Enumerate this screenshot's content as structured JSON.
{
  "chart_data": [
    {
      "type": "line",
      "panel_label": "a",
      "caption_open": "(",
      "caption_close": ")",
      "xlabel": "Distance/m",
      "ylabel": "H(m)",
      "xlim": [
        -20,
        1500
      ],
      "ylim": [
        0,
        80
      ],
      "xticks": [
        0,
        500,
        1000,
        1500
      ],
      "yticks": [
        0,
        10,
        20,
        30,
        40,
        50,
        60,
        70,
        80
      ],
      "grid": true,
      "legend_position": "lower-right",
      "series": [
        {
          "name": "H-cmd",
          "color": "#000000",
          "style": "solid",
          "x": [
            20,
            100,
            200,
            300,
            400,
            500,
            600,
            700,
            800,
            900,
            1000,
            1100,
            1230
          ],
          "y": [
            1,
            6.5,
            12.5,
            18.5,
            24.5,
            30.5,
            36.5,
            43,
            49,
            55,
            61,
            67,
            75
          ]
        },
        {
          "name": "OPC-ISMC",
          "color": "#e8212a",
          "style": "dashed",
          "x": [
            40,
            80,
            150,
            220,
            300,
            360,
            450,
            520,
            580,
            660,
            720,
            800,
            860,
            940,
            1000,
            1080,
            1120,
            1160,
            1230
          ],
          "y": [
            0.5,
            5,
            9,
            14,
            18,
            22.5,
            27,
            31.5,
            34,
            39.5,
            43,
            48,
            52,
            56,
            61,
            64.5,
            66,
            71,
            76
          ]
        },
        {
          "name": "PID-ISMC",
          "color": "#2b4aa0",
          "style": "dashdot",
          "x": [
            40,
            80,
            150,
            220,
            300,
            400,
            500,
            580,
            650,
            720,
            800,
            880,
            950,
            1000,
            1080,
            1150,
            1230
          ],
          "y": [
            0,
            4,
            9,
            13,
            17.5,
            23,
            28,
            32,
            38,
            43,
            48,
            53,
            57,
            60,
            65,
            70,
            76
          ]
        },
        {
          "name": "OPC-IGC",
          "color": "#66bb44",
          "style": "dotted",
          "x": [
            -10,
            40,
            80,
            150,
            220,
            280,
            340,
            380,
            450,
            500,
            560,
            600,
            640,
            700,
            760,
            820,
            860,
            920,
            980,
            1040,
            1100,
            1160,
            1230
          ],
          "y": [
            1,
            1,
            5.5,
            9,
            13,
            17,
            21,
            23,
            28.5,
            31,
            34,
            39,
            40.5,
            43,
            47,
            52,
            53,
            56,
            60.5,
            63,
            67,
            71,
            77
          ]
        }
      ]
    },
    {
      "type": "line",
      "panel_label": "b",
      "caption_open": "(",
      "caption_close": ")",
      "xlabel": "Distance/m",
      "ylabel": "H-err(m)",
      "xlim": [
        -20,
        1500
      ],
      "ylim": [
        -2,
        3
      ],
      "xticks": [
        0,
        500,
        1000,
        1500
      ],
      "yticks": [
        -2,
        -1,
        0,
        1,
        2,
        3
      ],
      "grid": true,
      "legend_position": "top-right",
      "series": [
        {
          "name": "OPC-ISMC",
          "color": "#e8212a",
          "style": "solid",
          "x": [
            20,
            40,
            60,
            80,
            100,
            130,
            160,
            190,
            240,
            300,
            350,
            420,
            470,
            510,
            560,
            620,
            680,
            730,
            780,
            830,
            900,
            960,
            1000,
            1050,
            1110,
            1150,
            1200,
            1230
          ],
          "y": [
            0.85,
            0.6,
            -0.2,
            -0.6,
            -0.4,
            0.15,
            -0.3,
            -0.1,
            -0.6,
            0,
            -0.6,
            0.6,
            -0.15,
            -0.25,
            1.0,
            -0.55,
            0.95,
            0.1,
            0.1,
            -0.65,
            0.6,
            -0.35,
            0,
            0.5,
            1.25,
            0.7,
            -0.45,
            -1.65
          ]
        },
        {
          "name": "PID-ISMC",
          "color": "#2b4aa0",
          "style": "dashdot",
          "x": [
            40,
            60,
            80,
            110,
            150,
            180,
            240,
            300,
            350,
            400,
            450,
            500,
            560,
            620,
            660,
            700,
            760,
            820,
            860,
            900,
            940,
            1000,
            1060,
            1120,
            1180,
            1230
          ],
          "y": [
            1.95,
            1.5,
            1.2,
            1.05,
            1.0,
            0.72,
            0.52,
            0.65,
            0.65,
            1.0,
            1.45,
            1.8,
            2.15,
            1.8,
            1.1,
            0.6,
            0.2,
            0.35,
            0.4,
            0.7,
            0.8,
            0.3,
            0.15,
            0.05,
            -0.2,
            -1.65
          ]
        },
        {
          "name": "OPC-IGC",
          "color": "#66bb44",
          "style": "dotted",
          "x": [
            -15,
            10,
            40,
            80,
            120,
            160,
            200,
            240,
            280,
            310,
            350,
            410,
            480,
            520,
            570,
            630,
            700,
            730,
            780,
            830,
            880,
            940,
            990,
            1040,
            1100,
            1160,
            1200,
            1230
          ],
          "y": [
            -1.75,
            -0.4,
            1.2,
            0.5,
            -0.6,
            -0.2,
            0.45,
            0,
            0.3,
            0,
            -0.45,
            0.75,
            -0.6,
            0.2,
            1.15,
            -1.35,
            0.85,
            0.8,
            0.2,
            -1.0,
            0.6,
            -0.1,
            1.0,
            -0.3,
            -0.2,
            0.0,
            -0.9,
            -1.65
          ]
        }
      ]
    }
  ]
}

--- PROBLEM STATEMENT ---
Each record must be repeated exactly as it is.

--- FULL RESPONSE ---
Enumerate this screenshot's content as structured JSON.
{
  "chart_data": [
    {
      "type": "line",
      "panel_label": "a",
      "caption_open": "(",
      "caption_close": ")",
      "xlabel": "Distance/m",
      "ylabel": "H(m)",
      "xlim": [
        -20,
        1500
      ],
      "ylim": [
        0,
        80
      ],
      "xticks": [
        0,
        500,
        1000,
        1500
      ],
      "yticks": [
        0,
        10,
        20,
        30,
        40,
        50,
        60,
        70,
        80
      ],
      "grid": true,
      "legend_position": "lower-right",
      "series": [
        {
          "name": "H-cmd",
          "color": "#000000",
          "style": "solid",
          "x": [
            20,
            100,
            200,
            300,
            400,
            500,
            600,
            700,
            800,
            900,
            1000,
            1100,
            1230
          ],
          "y": [
            1,
            6.5,
            12.5,
            18.5,
            24.5,
            30.5,
            36.5,
            43,
            49,
            55,
            61,
            67,
            75
          ]
        },
        {
          "name": "OPC-ISMC",
          "color": "#e8212a",
          "style": "dashed",
          "x": [
            40,
            80,
            150,
            220,
            300,
            360,
            450,
            520,
            580,
            660,
            720,
            800,
            860,
            940,
            1000,
            1080,
            1120,
            1160,
            1230
          ],
          "y": [
            0.5,
            5,
            9,
            14,
            18,
            22.5,
            27,
            31.5,
            34,
            39.5,
            43,
            48,
            52,
            56,
            61,
            64.5,
            66,
            71,
            76
          ]
        },
        {
          "name": "PID-ISMC",
          "color": "#2b4aa0",
          "style": "dashdot",
          "x": [
            40,
            80,
            150,
            220,
            300,
            400,
            500,
            580,
            650,
            720,
            800,
            880,
            950,
            1000,
            1080,
            1150,
            1230
          ],
          "y": [
            0,
            4,
            9,
            13,
            17.5,
            23,
            28,
            32,
            38,
            43,
            48,
            53,
            57,
            60,
            65,
            70,
            76
          ]
        },
        {
          "name": "OPC-IGC",
          "color": "#66bb44",
          "style": "dotted",
          "x": [
            -10,
            40,
            80,
            150,
            220,
            280,
            340,
            380,
            450,
            500,
            560,
            600,
            640,
            700,
            760,
            820,
            860,
            920,
            980,
            1040,
            1100,
            1160,
            1230
          ],
          "y": [
            1,
            1,
            5.5,
            9,
            13,
            17,
            21,
            23,
            28.5,
            31,
            34,
            39,
            40.5,
            43,
            47,
            52,
            53,
            56,
            60.5,
            63,
            67,
            71,
            77
          ]
        }
      ]
    },
    {
      "type": "line",
      "panel_label": "b",
      "caption_open": "(",
      "caption_close": ")",
      "xlabel": "Distance/m",
      "ylabel": "H-err(m)",
      "xlim": [
        -20,
        1500
      ],
      "ylim": [
        -2,
        3
      ],
      "xticks": [
        0,
        500,
        1000,
        1500
      ],
      "yticks": [
        -2,
        -1,
        0,
        1,
        2,
        3
      ],
      "grid": true,
      "legend_position": "top-right",
      "series": [
        {
          "name": "OPC-ISMC",
          "color": "#e8212a",
          "style": "solid",
          "x": [
            20,
            40,
            60,
            80,
            100,
            130,
            160,
            190,
            240,
            300,
            350,
            420,
            470,
            510,
            560,
            620,
            680,
            730,
            780,
            830,
            900,
            960,
            1000,
            1050,
            1110,
            1150,
            1200,
            1230
          ],
          "y": [
            0.85,
            0.6,
            -0.2,
            -0.6,
            -0.4,
            0.15,
            -0.3,
            -0.1,
            -0.6,
            0,
            -0.6,
            0.6,
            -0.15,
            -0.25,
            1.0,
            -0.55,
            0.95,
            0.1,
            0.1,
            -0.65,
            0.6,
            -0.35,
            0,
            0.5,
            1.25,
            0.7,
            -0.45,
            -1.65
          ]
        },
        {
          "name": "PID-ISMC",
          "color": "#2b4aa0",
          "style": "dashdot",
          "x": [
            40,
            60,
            80,
            110,
            150,
            180,
            240,
            300,
            350,
            400,
            450,
            500,
            560,
            620,
            660,
            700,
            760,
            820,
            860,
            900,
            940,
            1000,
            1060,
            1120,
            1180,
            1230
          ],
          "y": [
            1.95,
            1.5,
            1.2,
            1.05,
            1.0,
            0.72,
            0.52,
            0.65,
            0.65,
            1.0,
            1.45,
            1.8,
            2.15,
            1.8,
            1.1,
            0.6,
            0.2,
            0.35,
            0.4,
            0.7,
            0.8,
            0.3,
            0.15,
            0.05,
            -0.2,
            -1.65
          ]
        },
        {
          "name": "OPC-IGC",
          "color": "#66bb44",
          "style": "dotted",
          "x": [
            -15,
            10,
            40,
            80,
            120,
            160,
            200,
            240,
            280,
            310,
            350,
            410,
            480,
            520,
            570,
            630,
            700,
            730,
            780,
            830,
            880,
            940,
            990,
            1040,
            1100,
            1160,
            1200,
            1230
          ],
          "y": [
            -1.75,
            -0.4,
            1.2,
            0.5,
            -0.6,
            -0.2,
            0.45,
            0,
            0.3,
            0,
            -0.45,
            0.75,
            -0.6,
            0.2,
            1.15,
            -1.35,
            0.85,
            0.8,
            0.2,
            -1.0,
            0.6,
            -0.1,
            1.0,
            -0.3,
            -0.2,
            0.0,
            -0.9,
            -1.65
          ]
        }
      ]
    }
  ]
}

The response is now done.